#### DIRECTIONS:
Scan the records for the string "limit"; copy each line where it occurs.

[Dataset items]
^^^^^^^^^^^^^^^^
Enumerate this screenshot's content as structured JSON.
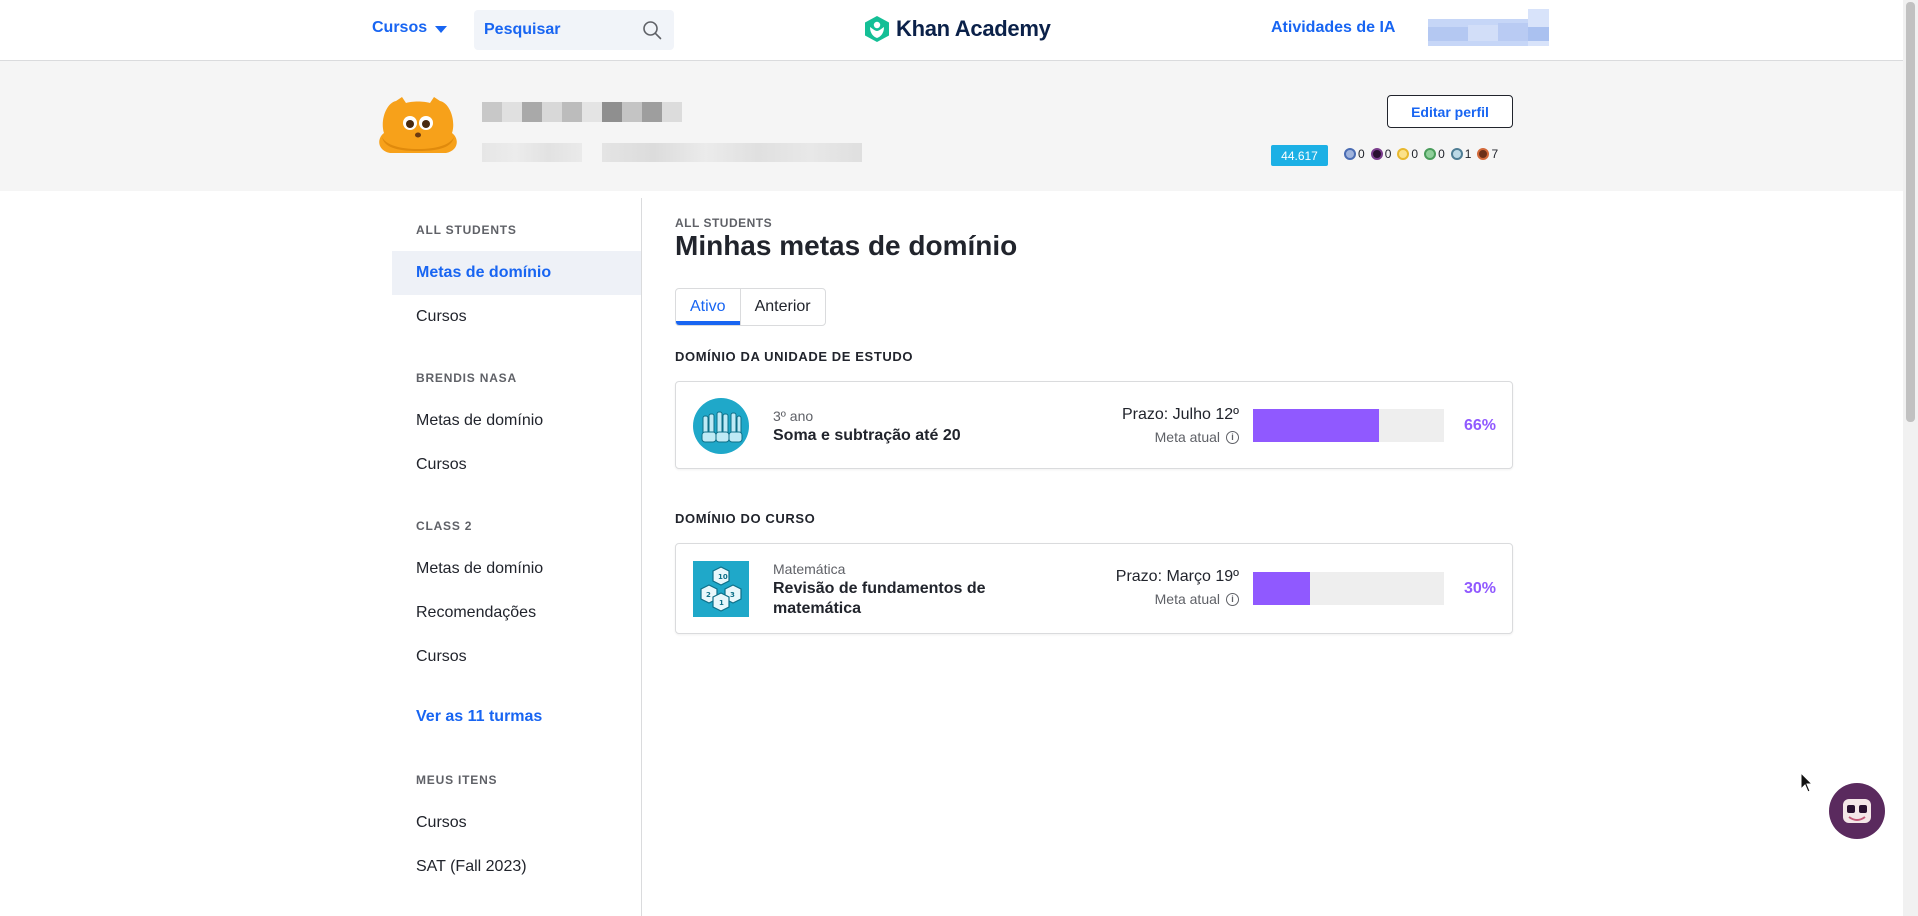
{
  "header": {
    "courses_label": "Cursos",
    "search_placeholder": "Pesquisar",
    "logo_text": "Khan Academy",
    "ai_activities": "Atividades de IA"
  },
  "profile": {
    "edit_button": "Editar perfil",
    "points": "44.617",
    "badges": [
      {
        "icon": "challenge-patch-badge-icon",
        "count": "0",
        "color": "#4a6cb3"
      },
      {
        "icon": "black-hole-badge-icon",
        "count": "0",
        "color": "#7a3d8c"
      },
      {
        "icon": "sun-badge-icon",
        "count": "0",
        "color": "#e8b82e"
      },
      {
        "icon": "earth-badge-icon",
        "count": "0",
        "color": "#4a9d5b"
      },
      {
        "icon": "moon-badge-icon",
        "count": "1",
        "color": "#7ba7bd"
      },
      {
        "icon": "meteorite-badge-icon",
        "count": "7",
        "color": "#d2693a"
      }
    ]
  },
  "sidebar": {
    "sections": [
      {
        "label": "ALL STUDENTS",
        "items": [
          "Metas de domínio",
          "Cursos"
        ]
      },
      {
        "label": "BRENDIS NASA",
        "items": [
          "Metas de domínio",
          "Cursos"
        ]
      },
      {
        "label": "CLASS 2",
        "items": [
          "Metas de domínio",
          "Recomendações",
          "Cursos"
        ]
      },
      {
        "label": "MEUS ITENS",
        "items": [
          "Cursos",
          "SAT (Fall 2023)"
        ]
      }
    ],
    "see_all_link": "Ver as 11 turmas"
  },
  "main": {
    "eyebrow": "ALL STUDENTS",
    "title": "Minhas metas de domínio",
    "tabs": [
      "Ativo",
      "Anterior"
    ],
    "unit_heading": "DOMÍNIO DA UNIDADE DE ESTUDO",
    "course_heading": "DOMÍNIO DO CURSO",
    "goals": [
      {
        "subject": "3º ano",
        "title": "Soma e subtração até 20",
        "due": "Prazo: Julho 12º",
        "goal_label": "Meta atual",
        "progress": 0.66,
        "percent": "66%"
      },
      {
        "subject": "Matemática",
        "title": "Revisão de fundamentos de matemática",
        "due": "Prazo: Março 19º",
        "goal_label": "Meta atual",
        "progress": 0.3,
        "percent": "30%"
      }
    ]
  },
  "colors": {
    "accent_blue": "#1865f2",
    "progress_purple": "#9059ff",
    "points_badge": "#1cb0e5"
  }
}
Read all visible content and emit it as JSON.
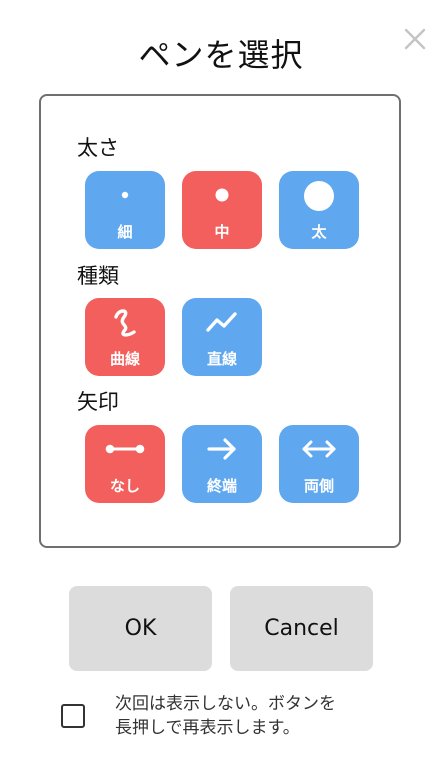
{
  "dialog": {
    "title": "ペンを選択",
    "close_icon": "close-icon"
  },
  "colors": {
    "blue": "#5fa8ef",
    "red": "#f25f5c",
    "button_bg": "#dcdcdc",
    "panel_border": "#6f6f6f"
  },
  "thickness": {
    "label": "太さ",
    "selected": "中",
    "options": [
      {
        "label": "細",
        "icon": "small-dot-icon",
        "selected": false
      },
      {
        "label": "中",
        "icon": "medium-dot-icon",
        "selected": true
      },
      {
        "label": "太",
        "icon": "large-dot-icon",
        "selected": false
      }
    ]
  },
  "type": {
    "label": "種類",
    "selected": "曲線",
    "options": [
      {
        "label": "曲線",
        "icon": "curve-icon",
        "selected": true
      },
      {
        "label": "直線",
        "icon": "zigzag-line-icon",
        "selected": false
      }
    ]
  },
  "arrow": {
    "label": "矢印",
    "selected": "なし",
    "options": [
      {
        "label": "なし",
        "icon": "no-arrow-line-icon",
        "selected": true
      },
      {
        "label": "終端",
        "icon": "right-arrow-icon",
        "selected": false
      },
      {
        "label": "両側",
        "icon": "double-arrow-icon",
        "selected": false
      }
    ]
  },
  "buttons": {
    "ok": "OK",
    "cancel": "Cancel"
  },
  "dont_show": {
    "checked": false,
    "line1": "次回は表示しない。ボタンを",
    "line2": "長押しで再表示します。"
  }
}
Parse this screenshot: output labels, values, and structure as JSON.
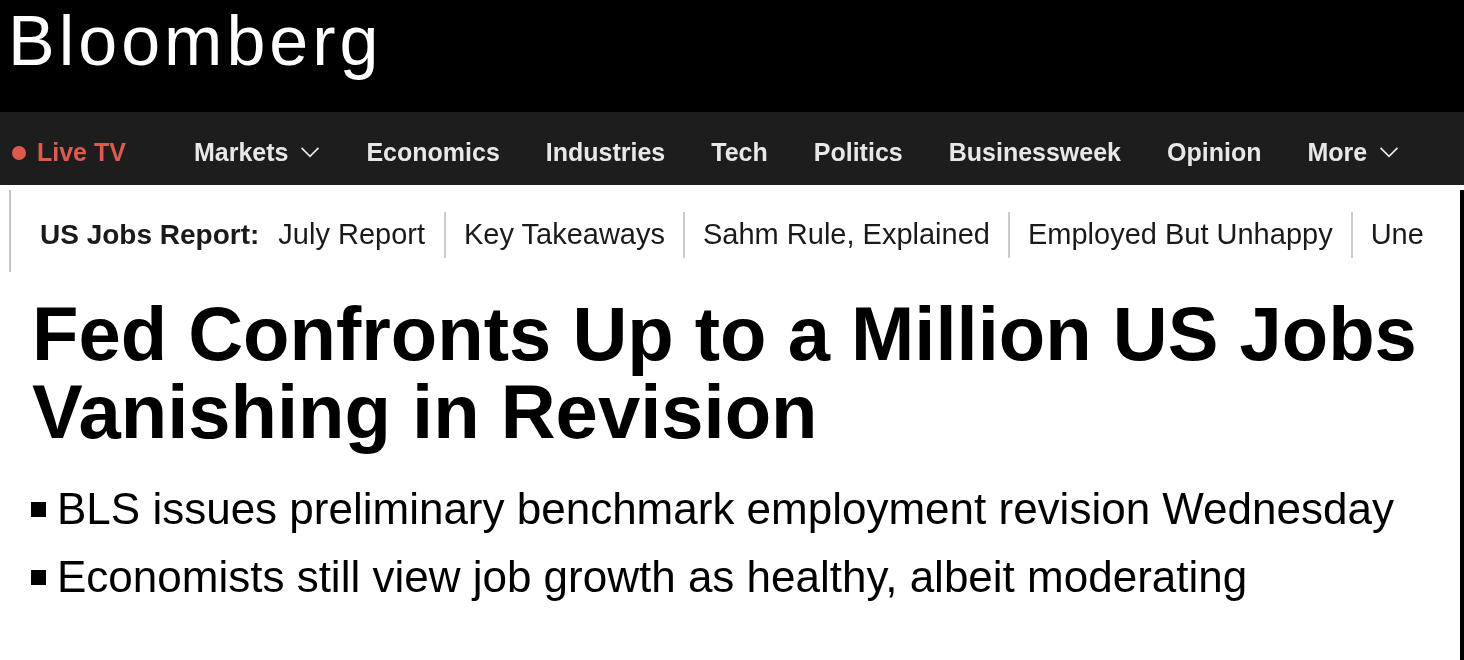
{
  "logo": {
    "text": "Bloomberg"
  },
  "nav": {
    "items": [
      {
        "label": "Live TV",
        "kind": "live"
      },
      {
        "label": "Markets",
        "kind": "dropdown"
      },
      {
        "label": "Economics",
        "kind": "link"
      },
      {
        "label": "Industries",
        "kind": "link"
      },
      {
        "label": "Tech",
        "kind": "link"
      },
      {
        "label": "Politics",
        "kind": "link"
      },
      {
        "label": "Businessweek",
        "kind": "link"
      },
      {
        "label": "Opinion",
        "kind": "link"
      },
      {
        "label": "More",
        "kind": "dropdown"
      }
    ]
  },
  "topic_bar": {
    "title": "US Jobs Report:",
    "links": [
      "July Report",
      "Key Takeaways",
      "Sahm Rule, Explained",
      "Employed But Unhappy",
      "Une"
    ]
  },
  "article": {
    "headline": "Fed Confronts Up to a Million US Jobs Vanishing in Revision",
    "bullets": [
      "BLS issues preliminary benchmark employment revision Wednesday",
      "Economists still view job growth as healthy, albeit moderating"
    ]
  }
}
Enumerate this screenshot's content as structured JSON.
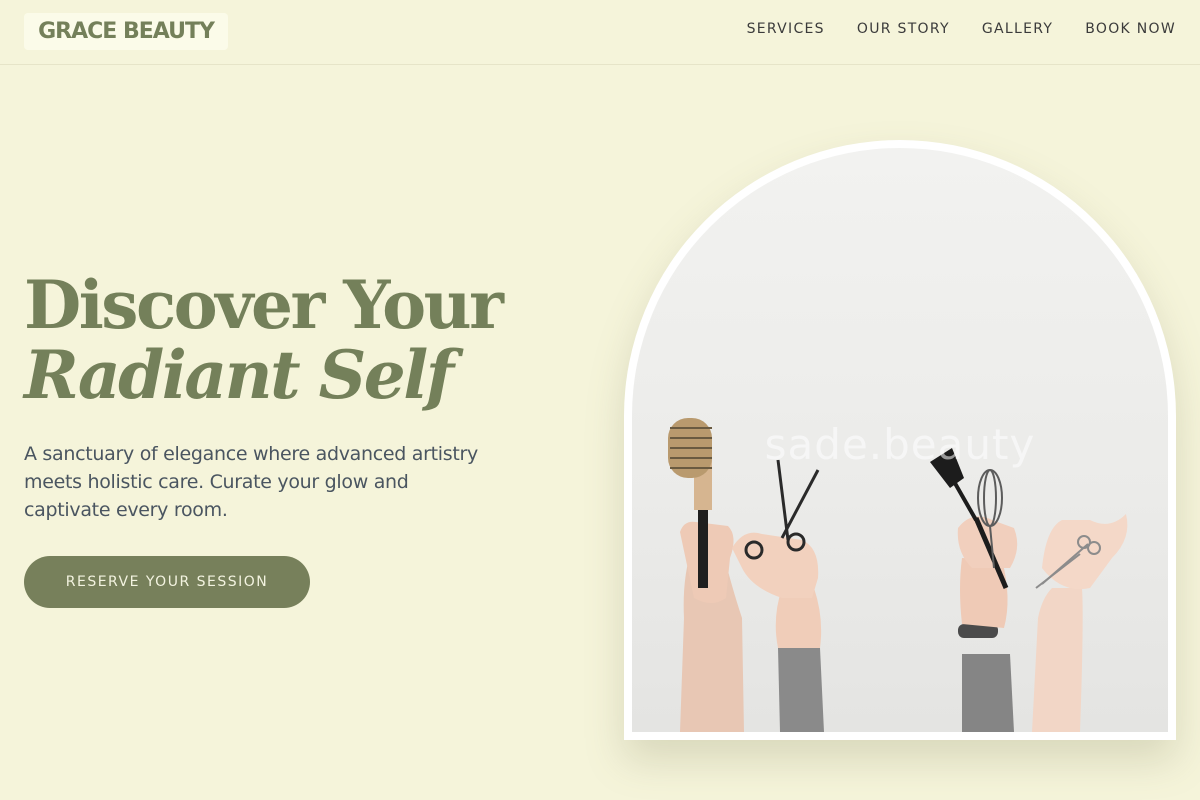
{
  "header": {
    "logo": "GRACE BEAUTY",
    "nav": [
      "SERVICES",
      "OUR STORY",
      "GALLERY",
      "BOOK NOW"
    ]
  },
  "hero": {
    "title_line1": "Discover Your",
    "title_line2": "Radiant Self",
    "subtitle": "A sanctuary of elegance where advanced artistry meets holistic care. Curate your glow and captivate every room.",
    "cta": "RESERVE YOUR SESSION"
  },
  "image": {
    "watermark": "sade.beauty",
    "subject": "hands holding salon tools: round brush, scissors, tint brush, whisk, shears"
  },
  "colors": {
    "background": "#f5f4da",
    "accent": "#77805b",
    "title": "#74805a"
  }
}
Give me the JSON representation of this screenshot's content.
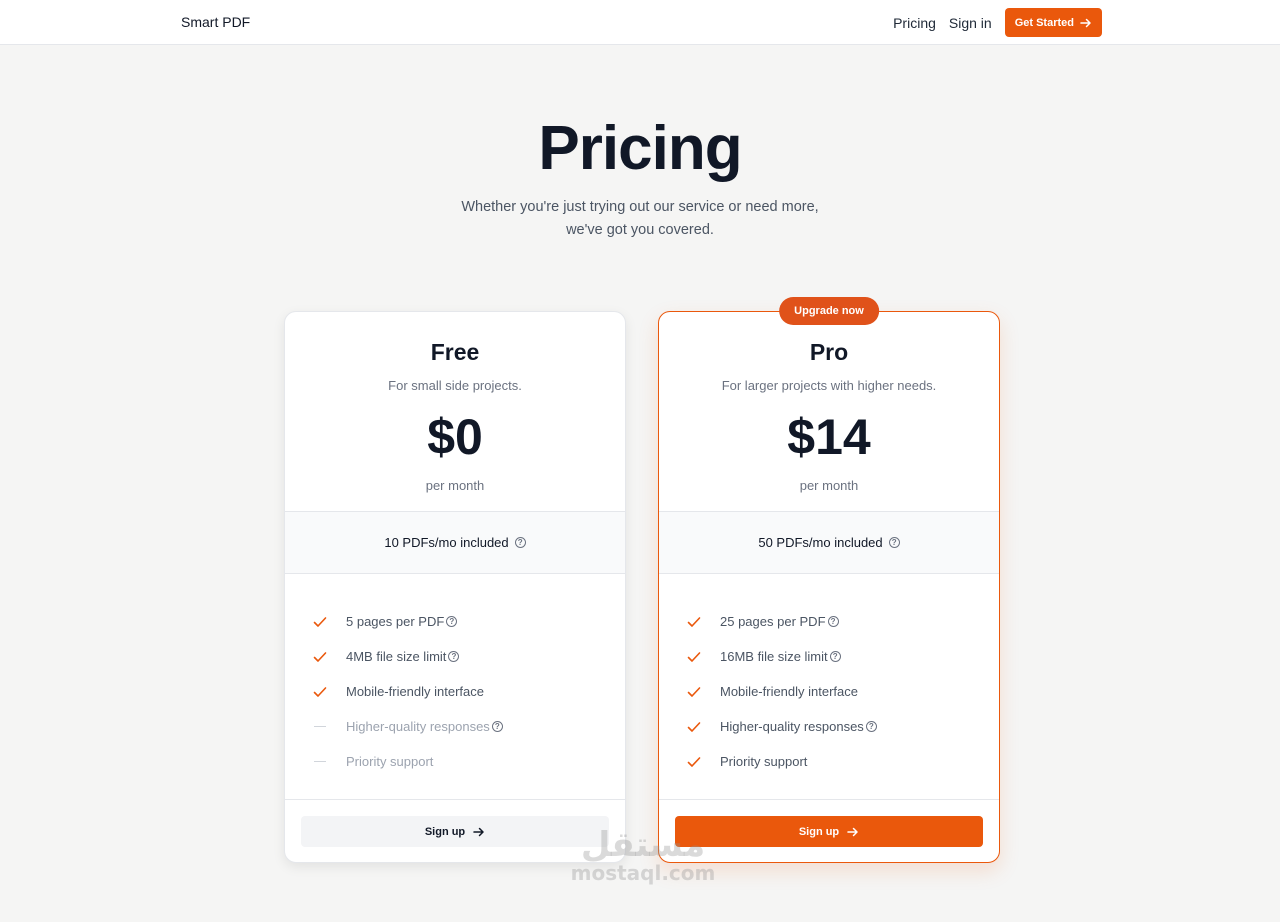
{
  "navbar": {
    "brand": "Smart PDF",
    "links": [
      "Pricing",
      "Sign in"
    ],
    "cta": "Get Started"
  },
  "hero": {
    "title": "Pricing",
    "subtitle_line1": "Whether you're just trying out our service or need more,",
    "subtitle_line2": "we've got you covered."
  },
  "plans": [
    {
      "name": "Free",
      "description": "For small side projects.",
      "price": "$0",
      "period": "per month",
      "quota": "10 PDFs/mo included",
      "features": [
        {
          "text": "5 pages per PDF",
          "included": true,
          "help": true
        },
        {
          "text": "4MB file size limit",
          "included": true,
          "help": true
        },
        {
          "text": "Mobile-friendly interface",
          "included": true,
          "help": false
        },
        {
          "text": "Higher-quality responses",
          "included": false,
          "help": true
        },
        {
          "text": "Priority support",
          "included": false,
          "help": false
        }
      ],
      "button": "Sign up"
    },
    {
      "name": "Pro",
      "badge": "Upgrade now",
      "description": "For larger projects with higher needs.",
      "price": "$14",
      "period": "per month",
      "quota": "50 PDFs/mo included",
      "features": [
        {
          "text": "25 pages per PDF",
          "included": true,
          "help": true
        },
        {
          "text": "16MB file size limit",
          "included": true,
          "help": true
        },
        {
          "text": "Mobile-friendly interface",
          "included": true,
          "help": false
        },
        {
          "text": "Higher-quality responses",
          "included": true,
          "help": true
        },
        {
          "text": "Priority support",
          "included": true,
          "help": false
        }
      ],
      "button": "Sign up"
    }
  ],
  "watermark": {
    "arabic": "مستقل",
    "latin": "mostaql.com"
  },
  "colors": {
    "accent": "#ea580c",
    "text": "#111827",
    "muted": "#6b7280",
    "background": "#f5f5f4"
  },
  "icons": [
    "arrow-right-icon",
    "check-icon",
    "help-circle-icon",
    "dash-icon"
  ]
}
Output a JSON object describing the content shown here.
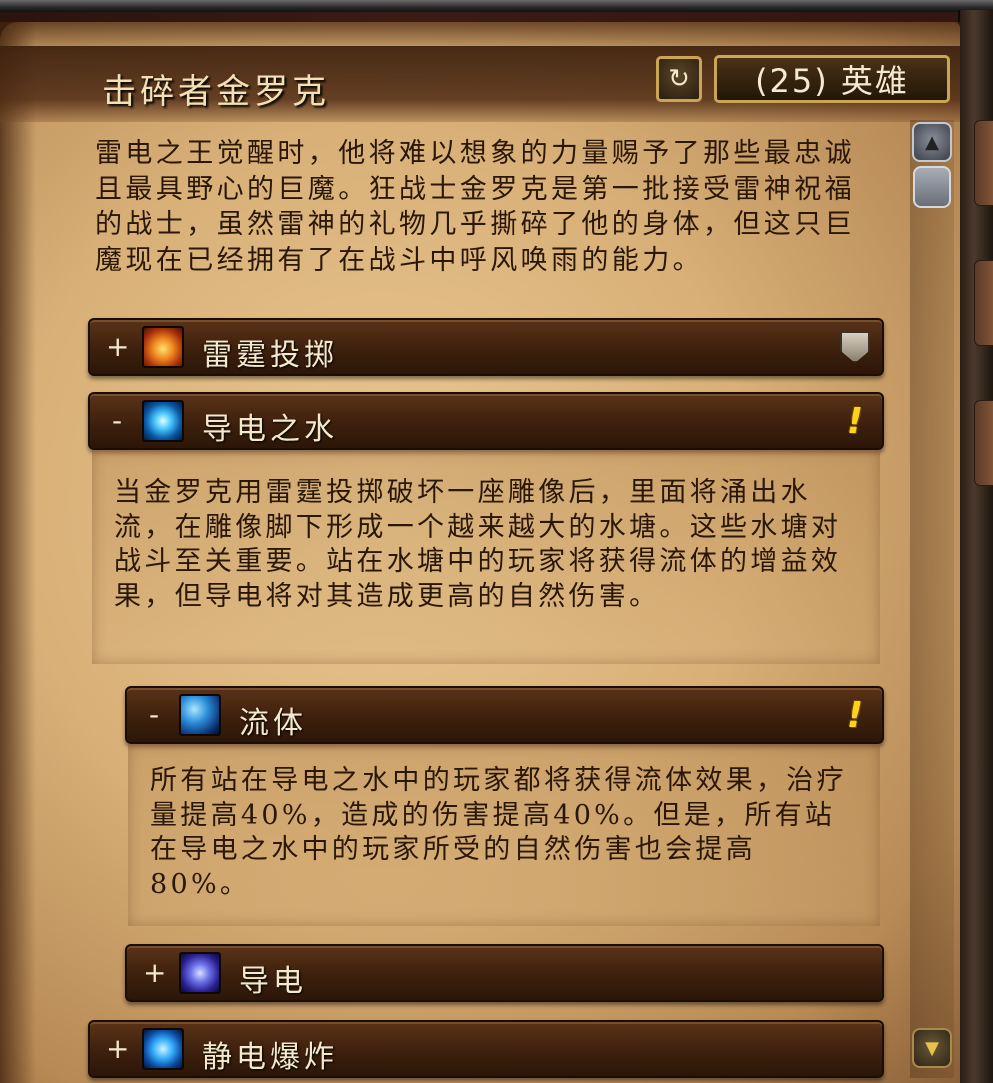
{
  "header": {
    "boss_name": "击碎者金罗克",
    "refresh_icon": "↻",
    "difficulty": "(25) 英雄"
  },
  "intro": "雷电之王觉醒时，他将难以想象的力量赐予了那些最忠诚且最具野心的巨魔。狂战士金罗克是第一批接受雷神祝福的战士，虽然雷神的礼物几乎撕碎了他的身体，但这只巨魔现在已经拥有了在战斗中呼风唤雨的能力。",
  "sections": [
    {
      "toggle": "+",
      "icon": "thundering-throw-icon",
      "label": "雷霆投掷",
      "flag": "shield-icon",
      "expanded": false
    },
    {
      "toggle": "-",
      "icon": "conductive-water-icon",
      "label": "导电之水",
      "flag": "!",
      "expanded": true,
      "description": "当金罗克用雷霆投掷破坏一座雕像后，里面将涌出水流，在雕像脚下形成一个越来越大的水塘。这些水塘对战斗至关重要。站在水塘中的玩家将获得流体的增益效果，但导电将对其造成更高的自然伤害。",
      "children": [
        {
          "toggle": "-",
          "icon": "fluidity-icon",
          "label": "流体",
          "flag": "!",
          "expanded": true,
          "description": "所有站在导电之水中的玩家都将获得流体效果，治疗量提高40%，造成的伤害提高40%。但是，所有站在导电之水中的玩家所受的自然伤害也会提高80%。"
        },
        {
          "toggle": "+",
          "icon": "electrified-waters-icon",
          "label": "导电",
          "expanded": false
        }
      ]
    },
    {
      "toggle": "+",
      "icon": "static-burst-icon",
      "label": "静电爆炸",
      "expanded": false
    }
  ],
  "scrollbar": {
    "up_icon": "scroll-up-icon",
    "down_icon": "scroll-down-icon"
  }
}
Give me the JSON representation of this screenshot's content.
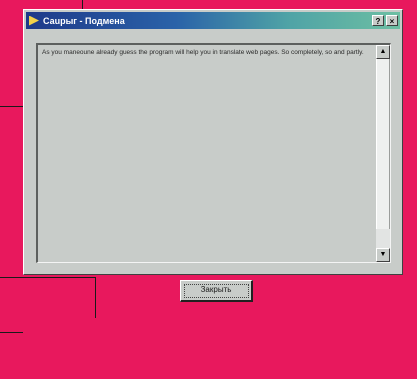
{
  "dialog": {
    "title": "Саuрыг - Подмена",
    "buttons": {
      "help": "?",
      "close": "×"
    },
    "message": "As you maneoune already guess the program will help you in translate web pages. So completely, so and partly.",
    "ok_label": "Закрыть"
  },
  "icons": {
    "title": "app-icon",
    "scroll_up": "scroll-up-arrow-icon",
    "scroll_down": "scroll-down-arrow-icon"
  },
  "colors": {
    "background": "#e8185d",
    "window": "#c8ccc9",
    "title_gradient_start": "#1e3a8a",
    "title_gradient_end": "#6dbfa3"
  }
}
^^^^^^^^^^^^^^^^
#### ANSWER BELOW:
          "text": "4MB file size limit",
          "text": "16MB file size limit",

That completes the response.